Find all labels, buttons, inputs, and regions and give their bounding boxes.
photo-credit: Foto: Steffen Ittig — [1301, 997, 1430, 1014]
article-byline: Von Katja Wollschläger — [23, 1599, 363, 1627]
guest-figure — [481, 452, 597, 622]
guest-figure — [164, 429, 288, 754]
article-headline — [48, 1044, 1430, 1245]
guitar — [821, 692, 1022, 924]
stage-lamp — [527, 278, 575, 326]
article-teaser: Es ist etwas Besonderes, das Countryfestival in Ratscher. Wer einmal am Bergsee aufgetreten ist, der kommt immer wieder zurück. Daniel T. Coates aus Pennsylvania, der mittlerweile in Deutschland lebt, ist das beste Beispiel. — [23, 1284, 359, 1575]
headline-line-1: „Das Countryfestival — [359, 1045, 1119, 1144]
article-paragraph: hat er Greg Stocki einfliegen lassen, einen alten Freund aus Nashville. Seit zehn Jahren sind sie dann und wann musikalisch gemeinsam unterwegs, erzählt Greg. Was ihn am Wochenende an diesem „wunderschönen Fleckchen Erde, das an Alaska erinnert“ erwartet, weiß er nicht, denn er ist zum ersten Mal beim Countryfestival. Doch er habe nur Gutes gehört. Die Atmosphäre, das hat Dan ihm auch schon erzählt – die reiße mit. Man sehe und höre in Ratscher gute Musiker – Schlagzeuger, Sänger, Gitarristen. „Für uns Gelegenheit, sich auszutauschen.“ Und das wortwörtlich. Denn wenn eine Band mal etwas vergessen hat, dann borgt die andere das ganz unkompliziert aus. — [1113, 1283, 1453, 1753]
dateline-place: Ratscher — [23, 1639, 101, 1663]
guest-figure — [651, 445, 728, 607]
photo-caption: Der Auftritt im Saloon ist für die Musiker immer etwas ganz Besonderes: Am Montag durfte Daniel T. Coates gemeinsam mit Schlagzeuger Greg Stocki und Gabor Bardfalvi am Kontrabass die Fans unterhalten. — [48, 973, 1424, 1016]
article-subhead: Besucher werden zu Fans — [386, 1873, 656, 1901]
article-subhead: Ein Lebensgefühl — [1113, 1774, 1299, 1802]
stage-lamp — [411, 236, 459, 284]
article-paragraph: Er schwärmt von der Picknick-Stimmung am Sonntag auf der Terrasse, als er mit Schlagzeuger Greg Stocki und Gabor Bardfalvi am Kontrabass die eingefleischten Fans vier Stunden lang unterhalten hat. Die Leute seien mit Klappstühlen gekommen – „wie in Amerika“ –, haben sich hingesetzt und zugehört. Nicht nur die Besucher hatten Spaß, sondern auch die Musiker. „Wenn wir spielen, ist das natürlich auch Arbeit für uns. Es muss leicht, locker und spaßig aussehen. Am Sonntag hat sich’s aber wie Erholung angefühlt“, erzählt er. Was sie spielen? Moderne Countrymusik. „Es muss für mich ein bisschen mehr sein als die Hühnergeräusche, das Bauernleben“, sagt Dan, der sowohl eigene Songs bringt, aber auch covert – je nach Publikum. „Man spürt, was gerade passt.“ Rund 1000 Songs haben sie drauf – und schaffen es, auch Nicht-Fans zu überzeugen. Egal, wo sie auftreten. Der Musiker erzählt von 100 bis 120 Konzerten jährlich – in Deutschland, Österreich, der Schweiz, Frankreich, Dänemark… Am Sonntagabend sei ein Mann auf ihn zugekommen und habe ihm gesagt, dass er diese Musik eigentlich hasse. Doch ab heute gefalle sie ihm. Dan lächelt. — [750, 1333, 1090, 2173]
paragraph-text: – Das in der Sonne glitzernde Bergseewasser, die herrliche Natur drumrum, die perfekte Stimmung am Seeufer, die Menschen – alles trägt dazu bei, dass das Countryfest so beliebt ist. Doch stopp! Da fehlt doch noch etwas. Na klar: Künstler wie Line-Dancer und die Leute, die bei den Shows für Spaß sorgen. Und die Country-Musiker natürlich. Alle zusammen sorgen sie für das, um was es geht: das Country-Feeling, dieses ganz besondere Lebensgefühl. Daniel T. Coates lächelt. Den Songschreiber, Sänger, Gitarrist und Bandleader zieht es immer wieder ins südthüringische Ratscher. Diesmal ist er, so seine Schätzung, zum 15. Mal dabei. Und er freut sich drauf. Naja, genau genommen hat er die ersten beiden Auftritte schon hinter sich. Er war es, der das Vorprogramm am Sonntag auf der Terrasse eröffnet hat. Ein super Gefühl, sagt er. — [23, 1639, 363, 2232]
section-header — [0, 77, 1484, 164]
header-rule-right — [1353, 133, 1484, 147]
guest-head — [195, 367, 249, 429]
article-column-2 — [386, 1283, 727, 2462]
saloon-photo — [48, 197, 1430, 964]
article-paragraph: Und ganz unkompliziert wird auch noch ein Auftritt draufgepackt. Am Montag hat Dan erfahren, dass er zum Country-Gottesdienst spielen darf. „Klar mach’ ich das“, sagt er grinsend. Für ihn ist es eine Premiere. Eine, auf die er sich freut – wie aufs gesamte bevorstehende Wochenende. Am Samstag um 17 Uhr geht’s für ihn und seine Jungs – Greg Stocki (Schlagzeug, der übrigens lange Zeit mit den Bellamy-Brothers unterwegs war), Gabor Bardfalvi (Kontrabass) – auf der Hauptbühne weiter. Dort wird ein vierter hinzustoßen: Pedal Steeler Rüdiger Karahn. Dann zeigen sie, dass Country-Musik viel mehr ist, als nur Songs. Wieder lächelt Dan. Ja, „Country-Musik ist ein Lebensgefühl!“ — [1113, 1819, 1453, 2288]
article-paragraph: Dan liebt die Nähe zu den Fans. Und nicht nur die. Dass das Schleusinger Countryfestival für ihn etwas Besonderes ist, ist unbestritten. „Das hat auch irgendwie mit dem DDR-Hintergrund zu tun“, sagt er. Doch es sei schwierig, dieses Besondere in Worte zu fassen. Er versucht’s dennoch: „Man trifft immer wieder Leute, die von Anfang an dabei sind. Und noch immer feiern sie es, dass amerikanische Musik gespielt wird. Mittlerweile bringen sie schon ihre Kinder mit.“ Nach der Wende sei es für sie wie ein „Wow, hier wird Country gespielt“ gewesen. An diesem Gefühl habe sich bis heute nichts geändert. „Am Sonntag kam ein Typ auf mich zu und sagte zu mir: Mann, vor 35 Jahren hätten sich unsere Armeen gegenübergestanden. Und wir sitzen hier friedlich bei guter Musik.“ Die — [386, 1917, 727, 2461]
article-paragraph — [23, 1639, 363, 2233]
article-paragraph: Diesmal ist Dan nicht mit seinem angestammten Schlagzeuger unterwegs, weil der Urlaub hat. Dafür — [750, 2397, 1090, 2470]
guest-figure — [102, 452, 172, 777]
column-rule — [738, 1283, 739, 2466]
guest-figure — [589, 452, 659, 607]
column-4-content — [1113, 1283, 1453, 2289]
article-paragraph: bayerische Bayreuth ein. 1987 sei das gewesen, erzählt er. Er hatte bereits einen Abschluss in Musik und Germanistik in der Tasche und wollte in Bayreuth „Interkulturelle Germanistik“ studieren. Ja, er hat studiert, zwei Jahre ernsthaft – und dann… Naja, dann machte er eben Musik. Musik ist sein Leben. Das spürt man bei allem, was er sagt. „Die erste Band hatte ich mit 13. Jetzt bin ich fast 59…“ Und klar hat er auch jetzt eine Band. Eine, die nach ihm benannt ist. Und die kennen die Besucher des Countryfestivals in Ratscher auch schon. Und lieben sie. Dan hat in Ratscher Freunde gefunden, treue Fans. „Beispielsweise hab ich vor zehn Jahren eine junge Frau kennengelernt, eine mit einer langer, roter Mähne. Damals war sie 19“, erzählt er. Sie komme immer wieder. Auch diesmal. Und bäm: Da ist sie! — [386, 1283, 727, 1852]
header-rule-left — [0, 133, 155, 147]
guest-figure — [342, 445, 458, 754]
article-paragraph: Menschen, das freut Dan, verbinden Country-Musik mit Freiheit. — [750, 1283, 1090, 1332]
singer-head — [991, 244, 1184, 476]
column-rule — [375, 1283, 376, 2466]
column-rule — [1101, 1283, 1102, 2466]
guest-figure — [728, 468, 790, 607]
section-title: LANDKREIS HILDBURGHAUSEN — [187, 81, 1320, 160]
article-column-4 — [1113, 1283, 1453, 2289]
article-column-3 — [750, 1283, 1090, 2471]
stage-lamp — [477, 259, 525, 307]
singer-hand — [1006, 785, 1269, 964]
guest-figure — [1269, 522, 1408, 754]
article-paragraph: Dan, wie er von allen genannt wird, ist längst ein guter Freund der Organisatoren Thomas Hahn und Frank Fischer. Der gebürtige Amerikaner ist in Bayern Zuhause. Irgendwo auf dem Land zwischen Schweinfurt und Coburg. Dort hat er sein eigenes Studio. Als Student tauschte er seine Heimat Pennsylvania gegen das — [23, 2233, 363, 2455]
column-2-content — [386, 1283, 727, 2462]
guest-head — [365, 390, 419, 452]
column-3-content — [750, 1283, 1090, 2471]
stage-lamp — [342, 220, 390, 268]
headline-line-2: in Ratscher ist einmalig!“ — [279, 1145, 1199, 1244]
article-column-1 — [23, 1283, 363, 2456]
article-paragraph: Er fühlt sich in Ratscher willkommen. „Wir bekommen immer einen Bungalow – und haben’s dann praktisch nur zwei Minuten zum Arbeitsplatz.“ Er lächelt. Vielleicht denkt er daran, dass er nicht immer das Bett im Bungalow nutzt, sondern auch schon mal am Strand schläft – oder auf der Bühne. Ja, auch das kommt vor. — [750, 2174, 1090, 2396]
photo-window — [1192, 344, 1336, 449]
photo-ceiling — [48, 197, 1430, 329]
-.-.-
■ DIRECTIONS
The exercise is to copy out every line above that has the word "zehn" in it.

■ OUTPUT FOR THIS TASK
article-paragraph: hat er Greg Stocki einfliegen lassen, einen alten Freund aus Nashville. Seit zehn Jahren sind sie dann und wann musikalisch gemeinsam unterwegs, erzählt Greg. Was ihn am Wochenende an diesem „wunderschönen Fleckchen Erde, das an Alaska erinnert“ erwartet, weiß er nicht, denn er ist zum ersten Mal beim Countryfestival. Doch er habe nur Gutes gehört. Die Atmosphäre, das hat Dan ihm auch schon erzählt – die reiße mit. Man sehe und höre in Ratscher gute Musiker – Schlagzeuger, Sänger, Gitarristen. „Für uns Gelegenheit, sich auszutauschen.“ Und das wortwörtlich. Denn wenn eine Band mal etwas vergessen hat, dann borgt die andere das ganz unkompliziert aus. — [1113, 1283, 1453, 1753]
article-paragraph: bayerische Bayreuth ein. 1987 sei das gewesen, erzählt er. Er hatte bereits einen Abschluss in Musik und Germanistik in der Tasche und wollte in Bayreuth „Interkulturelle Germanistik“ studieren. Ja, er hat studiert, zwei Jahre ernsthaft – und dann… Naja, dann machte er eben Musik. Musik ist sein Leben. Das spürt man bei allem, was er sagt. „Die erste Band hatte ich mit 13. Jetzt bin ich fast 59…“ Und klar hat er auch jetzt eine Band. Eine, die nach ihm benannt ist. Und die kennen die Besucher des Countryfestivals in Ratscher auch schon. Und lieben sie. Dan hat in Ratscher Freunde gefunden, treue Fans. „Beispielsweise hab ich vor zehn Jahren eine junge Frau kennengelernt, eine mit einer langer, roter Mähne. Damals war sie 19“, erzählt er. Sie komme immer wieder. Auch diesmal. Und bäm: Da ist sie! — [386, 1283, 727, 1852]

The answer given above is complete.